START
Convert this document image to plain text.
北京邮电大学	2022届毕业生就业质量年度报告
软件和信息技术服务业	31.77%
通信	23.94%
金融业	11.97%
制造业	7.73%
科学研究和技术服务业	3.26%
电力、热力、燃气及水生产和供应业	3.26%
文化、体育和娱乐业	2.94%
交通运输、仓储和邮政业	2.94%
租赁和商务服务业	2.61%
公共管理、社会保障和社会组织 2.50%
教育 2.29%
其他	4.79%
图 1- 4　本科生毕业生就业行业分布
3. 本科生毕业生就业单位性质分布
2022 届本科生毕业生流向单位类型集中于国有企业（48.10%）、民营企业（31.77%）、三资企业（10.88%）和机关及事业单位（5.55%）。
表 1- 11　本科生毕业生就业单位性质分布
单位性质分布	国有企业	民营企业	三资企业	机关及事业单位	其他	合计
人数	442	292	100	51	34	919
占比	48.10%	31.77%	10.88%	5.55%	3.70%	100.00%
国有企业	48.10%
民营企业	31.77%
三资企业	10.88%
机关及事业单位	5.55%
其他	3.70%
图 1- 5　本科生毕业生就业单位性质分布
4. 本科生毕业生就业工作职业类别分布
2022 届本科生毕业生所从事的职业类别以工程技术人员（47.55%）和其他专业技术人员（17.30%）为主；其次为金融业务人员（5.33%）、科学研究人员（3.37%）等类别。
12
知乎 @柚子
END
START
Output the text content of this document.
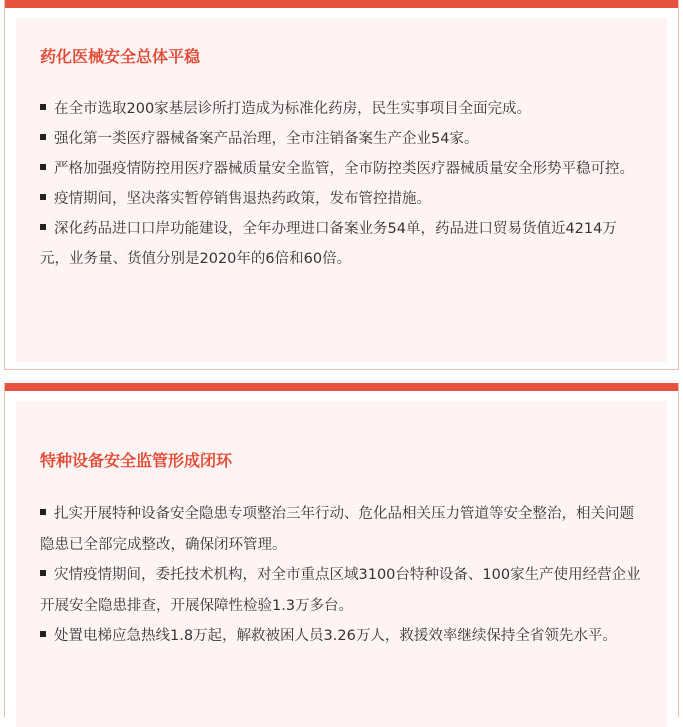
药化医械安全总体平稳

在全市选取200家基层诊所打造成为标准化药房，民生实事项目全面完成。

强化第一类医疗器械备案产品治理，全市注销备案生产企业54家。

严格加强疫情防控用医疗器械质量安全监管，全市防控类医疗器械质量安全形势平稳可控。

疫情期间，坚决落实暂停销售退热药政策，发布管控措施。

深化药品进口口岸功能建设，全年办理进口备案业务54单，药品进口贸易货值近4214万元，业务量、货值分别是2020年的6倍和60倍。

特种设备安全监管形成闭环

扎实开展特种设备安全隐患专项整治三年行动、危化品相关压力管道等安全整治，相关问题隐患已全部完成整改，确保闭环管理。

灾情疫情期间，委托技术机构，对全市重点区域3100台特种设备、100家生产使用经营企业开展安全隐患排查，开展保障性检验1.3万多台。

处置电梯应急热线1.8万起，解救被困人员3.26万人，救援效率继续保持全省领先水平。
END
START
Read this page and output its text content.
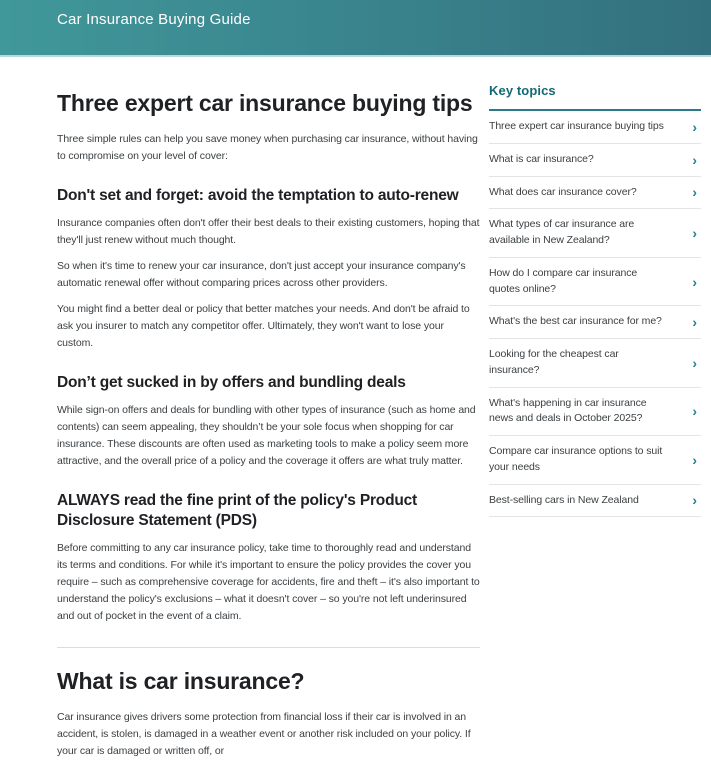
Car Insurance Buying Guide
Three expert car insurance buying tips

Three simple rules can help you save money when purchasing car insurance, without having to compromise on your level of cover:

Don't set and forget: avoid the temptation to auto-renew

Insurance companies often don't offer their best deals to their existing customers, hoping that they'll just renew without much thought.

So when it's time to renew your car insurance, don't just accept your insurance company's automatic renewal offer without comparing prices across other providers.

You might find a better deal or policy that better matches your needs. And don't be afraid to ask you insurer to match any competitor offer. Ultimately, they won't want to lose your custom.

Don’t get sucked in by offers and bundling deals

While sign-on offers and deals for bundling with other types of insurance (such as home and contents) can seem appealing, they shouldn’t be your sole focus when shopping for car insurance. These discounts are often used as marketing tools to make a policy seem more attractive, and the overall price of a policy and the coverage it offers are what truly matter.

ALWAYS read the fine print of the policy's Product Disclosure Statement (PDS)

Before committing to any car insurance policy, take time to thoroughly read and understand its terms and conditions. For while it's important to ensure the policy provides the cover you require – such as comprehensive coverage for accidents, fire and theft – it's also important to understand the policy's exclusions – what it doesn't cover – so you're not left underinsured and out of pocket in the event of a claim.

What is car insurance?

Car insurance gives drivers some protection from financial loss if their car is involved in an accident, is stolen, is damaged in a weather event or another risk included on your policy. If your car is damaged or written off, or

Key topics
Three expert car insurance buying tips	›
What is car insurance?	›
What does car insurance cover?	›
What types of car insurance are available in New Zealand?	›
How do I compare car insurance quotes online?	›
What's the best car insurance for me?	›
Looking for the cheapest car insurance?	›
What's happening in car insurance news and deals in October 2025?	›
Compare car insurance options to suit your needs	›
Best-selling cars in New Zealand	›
END
* Task objective
Look through the material above. Copy each line where the word "tips" appears.

* Result for this task
Three expert car insurance buying tips
Three expert car insurance buying tips	›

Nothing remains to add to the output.